**Required task:** Write out all the material exactly. Leave nothing out.

**Given data:**
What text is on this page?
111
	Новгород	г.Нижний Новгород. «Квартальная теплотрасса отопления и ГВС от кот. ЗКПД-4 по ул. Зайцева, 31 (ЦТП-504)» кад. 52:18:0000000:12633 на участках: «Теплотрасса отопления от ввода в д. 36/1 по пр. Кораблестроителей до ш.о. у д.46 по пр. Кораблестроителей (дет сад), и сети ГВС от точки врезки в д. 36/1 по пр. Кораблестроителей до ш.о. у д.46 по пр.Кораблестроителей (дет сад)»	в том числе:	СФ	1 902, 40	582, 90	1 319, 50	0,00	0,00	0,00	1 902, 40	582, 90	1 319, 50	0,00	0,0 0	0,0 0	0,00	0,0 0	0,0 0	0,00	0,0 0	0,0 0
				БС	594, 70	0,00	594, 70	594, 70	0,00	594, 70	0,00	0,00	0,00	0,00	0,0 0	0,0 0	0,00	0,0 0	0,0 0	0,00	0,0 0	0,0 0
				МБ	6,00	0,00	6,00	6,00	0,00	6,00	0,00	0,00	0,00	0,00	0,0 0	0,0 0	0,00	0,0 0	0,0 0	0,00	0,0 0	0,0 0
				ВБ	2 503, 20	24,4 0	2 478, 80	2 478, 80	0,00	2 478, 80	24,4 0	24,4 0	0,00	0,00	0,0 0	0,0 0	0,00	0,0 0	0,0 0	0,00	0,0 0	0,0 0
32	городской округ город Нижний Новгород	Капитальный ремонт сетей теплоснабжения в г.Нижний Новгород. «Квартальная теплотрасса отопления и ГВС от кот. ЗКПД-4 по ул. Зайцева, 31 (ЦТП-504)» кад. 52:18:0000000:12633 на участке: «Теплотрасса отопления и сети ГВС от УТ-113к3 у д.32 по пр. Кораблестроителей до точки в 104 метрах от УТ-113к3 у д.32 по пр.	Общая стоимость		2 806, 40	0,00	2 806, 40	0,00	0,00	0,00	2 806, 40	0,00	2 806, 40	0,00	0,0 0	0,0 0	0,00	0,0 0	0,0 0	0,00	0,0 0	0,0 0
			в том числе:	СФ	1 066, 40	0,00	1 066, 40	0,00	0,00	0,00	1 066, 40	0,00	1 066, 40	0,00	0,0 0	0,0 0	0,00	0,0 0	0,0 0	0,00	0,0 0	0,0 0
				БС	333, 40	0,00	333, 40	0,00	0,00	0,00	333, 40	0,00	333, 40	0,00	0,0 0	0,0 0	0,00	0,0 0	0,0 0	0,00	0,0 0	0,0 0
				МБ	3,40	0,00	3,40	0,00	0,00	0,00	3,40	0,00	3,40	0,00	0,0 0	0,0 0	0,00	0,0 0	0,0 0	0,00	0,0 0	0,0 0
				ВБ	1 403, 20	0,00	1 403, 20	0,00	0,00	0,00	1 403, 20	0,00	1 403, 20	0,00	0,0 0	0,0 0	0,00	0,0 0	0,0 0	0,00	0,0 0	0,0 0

**Problem solution:**
What text is on this page?
111
	Новгород	г.Нижний Новгород. «Квартальная теплотрасса отопления и ГВС от кот. ЗКПД-4 по ул. Зайцева, 31 (ЦТП-504)» кад. 52:18:0000000:12633 на участках: «Теплотрасса отопления от ввода в д. 36/1 по пр. Кораблестроителей до ш.о. у д.46 по пр. Кораблестроителей (дет сад), и сети ГВС от точки врезки в д. 36/1 по пр. Кораблестроителей до ш.о. у д.46 по пр.Кораблестроителей (дет сад)»	в том числе:	СФ	1 902, 40	582, 90	1 319, 50	0,00	0,00	0,00	1 902, 40	582, 90	1 319, 50	0,00	0,0 0	0,0 0	0,00	0,0 0	0,0 0	0,00	0,0 0	0,0 0
				БС	594, 70	0,00	594, 70	594, 70	0,00	594, 70	0,00	0,00	0,00	0,00	0,0 0	0,0 0	0,00	0,0 0	0,0 0	0,00	0,0 0	0,0 0
				МБ	6,00	0,00	6,00	6,00	0,00	6,00	0,00	0,00	0,00	0,00	0,0 0	0,0 0	0,00	0,0 0	0,0 0	0,00	0,0 0	0,0 0
				ВБ	2 503, 20	24,4 0	2 478, 80	2 478, 80	0,00	2 478, 80	24,4 0	24,4 0	0,00	0,00	0,0 0	0,0 0	0,00	0,0 0	0,0 0	0,00	0,0 0	0,0 0
32	городской округ город Нижний Новгород	Капитальный ремонт сетей теплоснабжения в г.Нижний Новгород. «Квартальная теплотрасса отопления и ГВС от кот. ЗКПД-4 по ул. Зайцева, 31 (ЦТП-504)» кад. 52:18:0000000:12633 на участке: «Теплотрасса отопления и сети ГВС от УТ-113к3 у д.32 по пр. Кораблестроителей до точки в 104 метрах от УТ-113к3 у д.32 по пр.	Общая стоимость		2 806, 40	0,00	2 806, 40	0,00	0,00	0,00	2 806, 40	0,00	2 806, 40	0,00	0,0 0	0,0 0	0,00	0,0 0	0,0 0	0,00	0,0 0	0,0 0
			в том числе:	СФ	1 066, 40	0,00	1 066, 40	0,00	0,00	0,00	1 066, 40	0,00	1 066, 40	0,00	0,0 0	0,0 0	0,00	0,0 0	0,0 0	0,00	0,0 0	0,0 0
				БС	333, 40	0,00	333, 40	0,00	0,00	0,00	333, 40	0,00	333, 40	0,00	0,0 0	0,0 0	0,00	0,0 0	0,0 0	0,00	0,0 0	0,0 0
				МБ	3,40	0,00	3,40	0,00	0,00	0,00	3,40	0,00	3,40	0,00	0,0 0	0,0 0	0,00	0,0 0	0,0 0	0,00	0,0 0	0,0 0
				ВБ	1 403, 20	0,00	1 403, 20	0,00	0,00	0,00	1 403, 20	0,00	1 403, 20	0,00	0,0 0	0,0 0	0,00	0,0 0	0,0 0	0,00	0,0 0	0,0 0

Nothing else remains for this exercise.